TEXT FOR ANALYSIS
_ _ _ _ _

September 27, 2024 -

Hey everyone,

I'm looking for some project suggestions, but I want to avoid the typical ones like credit card fraud detection or Titanic datasets. I feel like those are super common on every DS resume, and I want to stand out a bit more.

I am a B. Applied CS student (Stats Minor) and I'm especially interested in Data Engineering (DE), Data Science (DS), or Machine Learning (ML) projects, As I am targeting DS/DA roles for my co-op. Unfortunately, I haven’t found many interesting projects so far. They mention all the same projects, like customer churn, stock prediction etc.

I’d love to explore projects that showcase tools and technologies beyond the usual suspects I’ve already worked with (numpy, pandas, pytorch, SQL, python, tensorflow, Foleum, Seaborn, Sci-kit learn, matplotlib).

I’m particularly interested in working with tools like PySpark, Apache Cassandra, Snowflake, Databricks, and anything else along those lines.

_ _ _ _ _

Could you print the post asking for data project suggestions from "I am a B. Applied" to "stock prediction etc.", word for word?

RAW DATA
_ _ _ _ _

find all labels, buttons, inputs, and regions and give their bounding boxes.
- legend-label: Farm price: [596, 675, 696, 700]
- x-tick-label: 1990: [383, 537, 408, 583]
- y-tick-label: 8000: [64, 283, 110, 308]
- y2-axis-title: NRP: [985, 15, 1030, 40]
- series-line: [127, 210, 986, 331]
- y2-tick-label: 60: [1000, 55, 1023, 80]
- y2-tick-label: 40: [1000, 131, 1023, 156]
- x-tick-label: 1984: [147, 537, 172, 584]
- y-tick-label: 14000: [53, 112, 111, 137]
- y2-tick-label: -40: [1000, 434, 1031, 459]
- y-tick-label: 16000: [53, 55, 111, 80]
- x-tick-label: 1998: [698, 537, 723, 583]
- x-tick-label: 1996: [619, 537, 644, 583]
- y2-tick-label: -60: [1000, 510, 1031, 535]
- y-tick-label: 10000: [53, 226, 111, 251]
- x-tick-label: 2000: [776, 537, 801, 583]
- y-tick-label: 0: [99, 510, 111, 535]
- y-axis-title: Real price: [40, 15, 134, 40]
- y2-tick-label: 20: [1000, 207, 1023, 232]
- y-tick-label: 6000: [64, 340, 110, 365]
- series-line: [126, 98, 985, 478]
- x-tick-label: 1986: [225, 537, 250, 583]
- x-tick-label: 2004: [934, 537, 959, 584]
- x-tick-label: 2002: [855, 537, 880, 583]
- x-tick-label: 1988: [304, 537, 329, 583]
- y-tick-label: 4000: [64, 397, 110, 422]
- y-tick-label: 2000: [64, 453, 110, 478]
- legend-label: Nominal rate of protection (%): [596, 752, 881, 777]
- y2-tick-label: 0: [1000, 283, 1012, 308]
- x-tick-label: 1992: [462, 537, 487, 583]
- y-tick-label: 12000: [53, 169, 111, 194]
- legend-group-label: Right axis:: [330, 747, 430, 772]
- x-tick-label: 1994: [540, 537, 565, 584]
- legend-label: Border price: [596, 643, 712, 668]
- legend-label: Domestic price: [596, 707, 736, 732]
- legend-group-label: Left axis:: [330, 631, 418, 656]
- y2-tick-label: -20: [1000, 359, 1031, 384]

_ _ _ _ _

SOLUTION FOR THIS EXERCISE
I am a B. Applied CS student (Stats Minor) and I'm especially interested in Data Engineering (DE), Data Science (DS), or Machine Learning (ML) projects, As I am targeting DS/DA roles for my co-op. Unfortunately, I haven’t found many interesting projects so far. They mention all the same projects, like customer churn, stock prediction etc.